Using the listing below, extract each line that has the word "کہاں" in it.

# START OF Material provided

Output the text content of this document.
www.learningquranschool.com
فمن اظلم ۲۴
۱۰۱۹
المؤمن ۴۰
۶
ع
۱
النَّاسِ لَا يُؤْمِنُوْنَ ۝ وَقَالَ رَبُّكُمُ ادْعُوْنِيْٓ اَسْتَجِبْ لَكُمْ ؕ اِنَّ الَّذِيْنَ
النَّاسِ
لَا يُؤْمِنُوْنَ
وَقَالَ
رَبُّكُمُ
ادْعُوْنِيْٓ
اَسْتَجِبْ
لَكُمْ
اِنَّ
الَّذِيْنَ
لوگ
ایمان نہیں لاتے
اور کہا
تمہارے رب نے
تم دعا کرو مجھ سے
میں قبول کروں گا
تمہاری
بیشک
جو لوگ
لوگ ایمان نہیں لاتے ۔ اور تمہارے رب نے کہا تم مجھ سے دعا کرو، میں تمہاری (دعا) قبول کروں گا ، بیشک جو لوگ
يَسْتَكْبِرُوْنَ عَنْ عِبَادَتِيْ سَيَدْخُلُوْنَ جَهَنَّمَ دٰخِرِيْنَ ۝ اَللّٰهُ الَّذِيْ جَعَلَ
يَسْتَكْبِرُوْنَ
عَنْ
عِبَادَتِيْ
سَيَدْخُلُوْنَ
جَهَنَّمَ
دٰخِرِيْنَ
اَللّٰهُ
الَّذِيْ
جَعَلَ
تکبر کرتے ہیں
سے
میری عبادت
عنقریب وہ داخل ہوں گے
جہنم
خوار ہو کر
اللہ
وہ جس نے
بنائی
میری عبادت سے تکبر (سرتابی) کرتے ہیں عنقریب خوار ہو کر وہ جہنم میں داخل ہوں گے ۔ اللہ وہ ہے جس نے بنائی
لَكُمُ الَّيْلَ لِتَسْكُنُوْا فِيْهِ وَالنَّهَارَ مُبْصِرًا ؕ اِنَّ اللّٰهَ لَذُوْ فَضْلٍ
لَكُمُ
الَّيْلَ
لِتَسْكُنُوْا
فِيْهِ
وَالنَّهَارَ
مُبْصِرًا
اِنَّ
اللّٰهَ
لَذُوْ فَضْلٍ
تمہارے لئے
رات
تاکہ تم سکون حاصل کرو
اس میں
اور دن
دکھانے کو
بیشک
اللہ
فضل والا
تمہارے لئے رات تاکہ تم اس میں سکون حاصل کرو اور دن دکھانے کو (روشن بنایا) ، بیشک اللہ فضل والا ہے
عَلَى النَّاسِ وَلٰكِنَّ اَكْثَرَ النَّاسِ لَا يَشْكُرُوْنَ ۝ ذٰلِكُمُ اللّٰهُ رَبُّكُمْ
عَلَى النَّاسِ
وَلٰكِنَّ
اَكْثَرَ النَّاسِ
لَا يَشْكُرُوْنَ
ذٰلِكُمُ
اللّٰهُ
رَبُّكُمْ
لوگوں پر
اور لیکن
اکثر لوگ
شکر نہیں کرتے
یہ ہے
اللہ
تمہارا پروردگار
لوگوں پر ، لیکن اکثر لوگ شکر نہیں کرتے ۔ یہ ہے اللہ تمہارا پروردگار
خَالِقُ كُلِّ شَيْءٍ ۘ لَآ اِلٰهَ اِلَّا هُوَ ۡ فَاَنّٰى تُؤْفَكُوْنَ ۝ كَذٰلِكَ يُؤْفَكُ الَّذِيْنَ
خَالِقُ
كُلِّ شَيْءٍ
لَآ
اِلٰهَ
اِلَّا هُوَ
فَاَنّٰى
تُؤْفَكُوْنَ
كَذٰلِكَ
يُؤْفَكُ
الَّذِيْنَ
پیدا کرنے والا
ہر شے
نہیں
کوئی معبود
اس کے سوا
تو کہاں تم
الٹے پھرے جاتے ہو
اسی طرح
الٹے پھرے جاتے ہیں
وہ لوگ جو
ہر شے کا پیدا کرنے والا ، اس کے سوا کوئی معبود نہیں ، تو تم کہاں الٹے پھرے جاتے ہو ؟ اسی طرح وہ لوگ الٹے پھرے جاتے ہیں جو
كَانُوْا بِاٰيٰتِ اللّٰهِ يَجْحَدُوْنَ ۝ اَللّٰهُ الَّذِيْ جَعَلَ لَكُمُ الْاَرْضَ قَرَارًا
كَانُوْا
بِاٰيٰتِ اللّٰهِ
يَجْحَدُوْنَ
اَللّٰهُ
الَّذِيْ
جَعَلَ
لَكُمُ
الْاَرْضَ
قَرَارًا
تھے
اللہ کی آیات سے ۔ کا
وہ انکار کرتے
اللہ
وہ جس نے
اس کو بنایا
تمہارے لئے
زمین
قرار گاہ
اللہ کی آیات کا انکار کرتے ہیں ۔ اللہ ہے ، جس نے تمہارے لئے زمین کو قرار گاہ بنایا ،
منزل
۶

# END OF Material provided

Result of the task:
تو کہاں تم
ہر شے کا پیدا کرنے والا ، اس کے سوا کوئی معبود نہیں ، تو تم کہاں الٹے پھرے جاتے ہو ؟ اسی طرح وہ لوگ الٹے پھرے جاتے ہیں جو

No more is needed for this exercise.